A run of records

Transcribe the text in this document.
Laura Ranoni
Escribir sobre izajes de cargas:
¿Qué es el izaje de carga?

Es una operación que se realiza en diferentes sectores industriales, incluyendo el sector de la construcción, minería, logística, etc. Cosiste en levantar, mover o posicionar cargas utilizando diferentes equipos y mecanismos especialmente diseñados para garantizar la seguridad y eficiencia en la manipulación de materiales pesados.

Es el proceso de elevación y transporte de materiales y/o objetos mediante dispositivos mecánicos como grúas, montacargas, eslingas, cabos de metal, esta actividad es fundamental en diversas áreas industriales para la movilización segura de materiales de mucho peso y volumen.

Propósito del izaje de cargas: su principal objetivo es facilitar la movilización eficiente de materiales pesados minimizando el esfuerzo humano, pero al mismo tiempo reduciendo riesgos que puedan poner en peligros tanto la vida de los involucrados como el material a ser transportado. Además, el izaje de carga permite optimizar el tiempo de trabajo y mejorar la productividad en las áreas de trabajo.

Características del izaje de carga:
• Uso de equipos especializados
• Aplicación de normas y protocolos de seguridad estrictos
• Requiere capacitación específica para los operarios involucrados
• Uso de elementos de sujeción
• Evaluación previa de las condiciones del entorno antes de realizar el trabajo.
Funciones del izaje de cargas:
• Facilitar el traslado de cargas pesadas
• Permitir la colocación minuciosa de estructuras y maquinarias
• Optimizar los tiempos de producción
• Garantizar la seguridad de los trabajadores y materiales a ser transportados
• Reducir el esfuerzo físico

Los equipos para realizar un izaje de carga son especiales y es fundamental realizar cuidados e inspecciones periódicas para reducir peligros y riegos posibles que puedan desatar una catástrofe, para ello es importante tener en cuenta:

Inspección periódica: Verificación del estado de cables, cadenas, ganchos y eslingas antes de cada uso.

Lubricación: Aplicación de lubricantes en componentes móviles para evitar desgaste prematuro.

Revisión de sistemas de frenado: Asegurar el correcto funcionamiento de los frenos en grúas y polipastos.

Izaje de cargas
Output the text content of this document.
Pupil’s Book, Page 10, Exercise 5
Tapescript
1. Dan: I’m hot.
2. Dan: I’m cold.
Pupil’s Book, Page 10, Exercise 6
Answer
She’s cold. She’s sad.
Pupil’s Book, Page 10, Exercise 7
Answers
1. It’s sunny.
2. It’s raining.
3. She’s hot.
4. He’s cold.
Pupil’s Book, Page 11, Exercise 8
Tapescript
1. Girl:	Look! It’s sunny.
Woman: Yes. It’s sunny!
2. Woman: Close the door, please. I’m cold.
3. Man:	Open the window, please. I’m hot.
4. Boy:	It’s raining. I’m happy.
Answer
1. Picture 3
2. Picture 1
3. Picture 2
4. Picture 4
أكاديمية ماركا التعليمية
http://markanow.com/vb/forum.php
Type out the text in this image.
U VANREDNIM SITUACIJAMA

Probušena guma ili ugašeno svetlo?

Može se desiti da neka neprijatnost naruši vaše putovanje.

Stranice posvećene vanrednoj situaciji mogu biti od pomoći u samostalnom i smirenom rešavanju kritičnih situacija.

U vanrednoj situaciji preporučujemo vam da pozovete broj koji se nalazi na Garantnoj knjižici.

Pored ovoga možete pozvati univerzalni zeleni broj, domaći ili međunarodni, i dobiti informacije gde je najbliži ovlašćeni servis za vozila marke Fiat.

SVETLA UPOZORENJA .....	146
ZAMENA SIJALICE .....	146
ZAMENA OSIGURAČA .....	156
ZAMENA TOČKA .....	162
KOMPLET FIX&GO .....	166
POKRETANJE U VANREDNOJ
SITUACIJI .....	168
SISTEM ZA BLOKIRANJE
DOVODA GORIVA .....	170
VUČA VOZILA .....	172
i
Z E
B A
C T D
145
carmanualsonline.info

_To be done_.
Extract all of the data shown above without alteration.

_Full solution_.
Transcribe the text in this document.
Laura Ranoni
Escribir sobre izajes de cargas:
¿Qué es el izaje de carga?

Es una operación que se realiza en diferentes sectores industriales, incluyendo el sector de la construcción, minería, logística, etc. Cosiste en levantar, mover o posicionar cargas utilizando diferentes equipos y mecanismos especialmente diseñados para garantizar la seguridad y eficiencia en la manipulación de materiales pesados.

Es el proceso de elevación y transporte de materiales y/o objetos mediante dispositivos mecánicos como grúas, montacargas, eslingas, cabos de metal, esta actividad es fundamental en diversas áreas industriales para la movilización segura de materiales de mucho peso y volumen.

Propósito del izaje de cargas: su principal objetivo es facilitar la movilización eficiente de materiales pesados minimizando el esfuerzo humano, pero al mismo tiempo reduciendo riesgos que puedan poner en peligros tanto la vida de los involucrados como el material a ser transportado. Además, el izaje de carga permite optimizar el tiempo de trabajo y mejorar la productividad en las áreas de trabajo.

Características del izaje de carga:
• Uso de equipos especializados
• Aplicación de normas y protocolos de seguridad estrictos
• Requiere capacitación específica para los operarios involucrados
• Uso de elementos de sujeción
• Evaluación previa de las condiciones del entorno antes de realizar el trabajo.
Funciones del izaje de cargas:
• Facilitar el traslado de cargas pesadas
• Permitir la colocación minuciosa de estructuras y maquinarias
• Optimizar los tiempos de producción
• Garantizar la seguridad de los trabajadores y materiales a ser transportados
• Reducir el esfuerzo físico

Los equipos para realizar un izaje de carga son especiales y es fundamental realizar cuidados e inspecciones periódicas para reducir peligros y riegos posibles que puedan desatar una catástrofe, para ello es importante tener en cuenta:

Inspección periódica: Verificación del estado de cables, cadenas, ganchos y eslingas antes de cada uso.

Lubricación: Aplicación de lubricantes en componentes móviles para evitar desgaste prematuro.

Revisión de sistemas de frenado: Asegurar el correcto funcionamiento de los frenos en grúas y polipastos.

Izaje de cargas
Output the text content of this document.
Pupil’s Book, Page 10, Exercise 5
Tapescript
1. Dan: I’m hot.
2. Dan: I’m cold.
Pupil’s Book, Page 10, Exercise 6
Answer
She’s cold. She’s sad.
Pupil’s Book, Page 10, Exercise 7
Answers
1. It’s sunny.
2. It’s raining.
3. She’s hot.
4. He’s cold.
Pupil’s Book, Page 11, Exercise 8
Tapescript
1. Girl:	Look! It’s sunny.
Woman: Yes. It’s sunny!
2. Woman: Close the door, please. I’m cold.
3. Man:	Open the window, please. I’m hot.
4. Boy:	It’s raining. I’m happy.
Answer
1. Picture 3
2. Picture 1
3. Picture 2
4. Picture 4
أكاديمية ماركا التعليمية
http://markanow.com/vb/forum.php
Type out the text in this image.
U VANREDNIM SITUACIJAMA

Probušena guma ili ugašeno svetlo?

Može se desiti da neka neprijatnost naruši vaše putovanje.

Stranice posvećene vanrednoj situaciji mogu biti od pomoći u samostalnom i smirenom rešavanju kritičnih situacija.

U vanrednoj situaciji preporučujemo vam da pozovete broj koji se nalazi na Garantnoj knjižici.

Pored ovoga možete pozvati univerzalni zeleni broj, domaći ili međunarodni, i dobiti informacije gde je najbliži ovlašćeni servis za vozila marke Fiat.

SVETLA UPOZORENJA .....	146
ZAMENA SIJALICE .....	146
ZAMENA OSIGURAČA .....	156
ZAMENA TOČKA .....	162
KOMPLET FIX&GO .....	166
POKRETANJE U VANREDNOJ
SITUACIJI .....	168
SISTEM ZA BLOKIRANJE
DOVODA GORIVA .....	170
VUČA VOZILA .....	172
i
Z E
B A
C T D
145
carmanualsonline.info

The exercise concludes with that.